§ **WHAT THE TASK ASKS**
Copy out the data below as written; omit any images.

(Records from a dataset)

= = = = = = =

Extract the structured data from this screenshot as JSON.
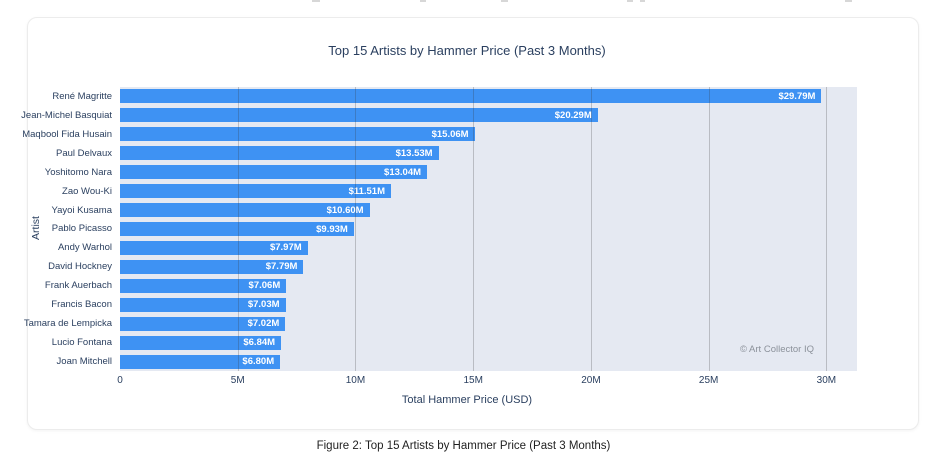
{
  "figure_caption": "Figure 2: Top 15 Artists by Hammer Price (Past 3 Months)",
  "chart_data": {
    "type": "bar",
    "orientation": "horizontal",
    "title": "Top 15 Artists by Hammer Price (Past 3 Months)",
    "xlabel": "Total Hammer Price (USD)",
    "ylabel": "Artist",
    "watermark": "© Art Collector IQ",
    "categories": [
      "René Magritte",
      "Jean-Michel Basquiat",
      "Maqbool Fida Husain",
      "Paul Delvaux",
      "Yoshitomo Nara",
      "Zao Wou-Ki",
      "Yayoi Kusama",
      "Pablo Picasso",
      "Andy Warhol",
      "David Hockney",
      "Frank Auerbach",
      "Francis Bacon",
      "Tamara de Lempicka",
      "Lucio Fontana",
      "Joan Mitchell"
    ],
    "values": [
      29.79,
      20.29,
      15.06,
      13.53,
      13.04,
      11.51,
      10.6,
      9.93,
      7.97,
      7.79,
      7.06,
      7.03,
      7.02,
      6.84,
      6.8
    ],
    "value_labels": [
      "$29.79M",
      "$20.29M",
      "$15.06M",
      "$13.53M",
      "$13.04M",
      "$11.51M",
      "$10.60M",
      "$9.93M",
      "$7.97M",
      "$7.79M",
      "$7.06M",
      "$7.03M",
      "$7.02M",
      "$6.84M",
      "$6.80M"
    ],
    "xlim": [
      0,
      31.3
    ],
    "xticks": [
      0,
      5,
      10,
      15,
      20,
      25,
      30
    ],
    "xtick_labels": [
      "0",
      "5M",
      "10M",
      "15M",
      "20M",
      "25M",
      "30M"
    ],
    "grid": true,
    "gridlines_above_bars": true,
    "legend": false,
    "colors": {
      "bar": "#3E92F3",
      "plot_background": "#E5E9F2",
      "grid_line": "rgba(55,55,55,0.25)",
      "axis_text": "#2A3F5F",
      "value_label_text": "#FFFFFF",
      "watermark_text": "#8C929B"
    }
  }
}
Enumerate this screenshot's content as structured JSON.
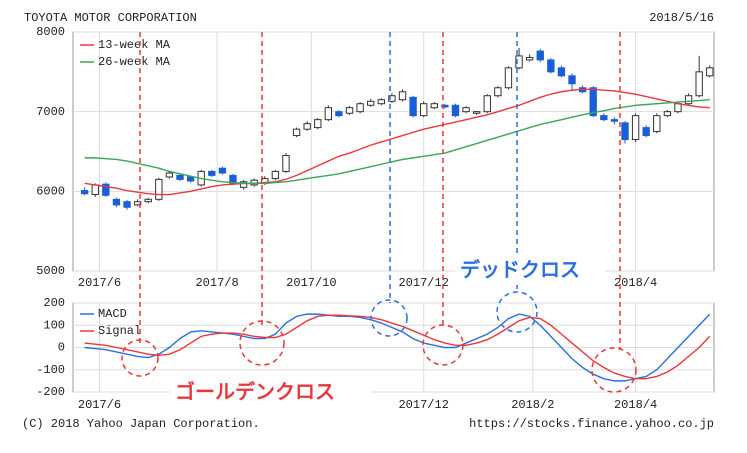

= = = = = = =

§ **RIGHT ANSWER**
Extract the structured data from this screenshot as JSON.
{
  "figure_caption": "Figure 2: Top 15 Artists by Hammer Price (Past 3 Months)",
  "chart_data": {
    "type": "bar",
    "orientation": "horizontal",
    "title": "Top 15 Artists by Hammer Price (Past 3 Months)",
    "xlabel": "Total Hammer Price (USD)",
    "ylabel": "Artist",
    "watermark": "© Art Collector IQ",
    "categories": [
      "René Magritte",
      "Jean-Michel Basquiat",
      "Maqbool Fida Husain",
      "Paul Delvaux",
      "Yoshitomo Nara",
      "Zao Wou-Ki",
      "Yayoi Kusama",
      "Pablo Picasso",
      "Andy Warhol",
      "David Hockney",
      "Frank Auerbach",
      "Francis Bacon",
      "Tamara de Lempicka",
      "Lucio Fontana",
      "Joan Mitchell"
    ],
    "values": [
      29.79,
      20.29,
      15.06,
      13.53,
      13.04,
      11.51,
      10.6,
      9.93,
      7.97,
      7.79,
      7.06,
      7.03,
      7.02,
      6.84,
      6.8
    ],
    "value_labels": [
      "$29.79M",
      "$20.29M",
      "$15.06M",
      "$13.53M",
      "$13.04M",
      "$11.51M",
      "$10.60M",
      "$9.93M",
      "$7.97M",
      "$7.79M",
      "$7.06M",
      "$7.03M",
      "$7.02M",
      "$6.84M",
      "$6.80M"
    ],
    "xlim": [
      0,
      31.3
    ],
    "xticks": [
      0,
      5,
      10,
      15,
      20,
      25,
      30
    ],
    "xtick_labels": [
      "0",
      "5M",
      "10M",
      "15M",
      "20M",
      "25M",
      "30M"
    ],
    "grid": true,
    "gridlines_above_bars": true,
    "legend": false,
    "colors": {
      "bar": "#3E92F3",
      "plot_background": "#E5E9F2",
      "grid_line": "rgba(55,55,55,0.25)",
      "axis_text": "#2A3F5F",
      "value_label_text": "#FFFFFF",
      "watermark_text": "#8C929B"
    }
  }
}
Enumerate this screenshot's content as structured JSON.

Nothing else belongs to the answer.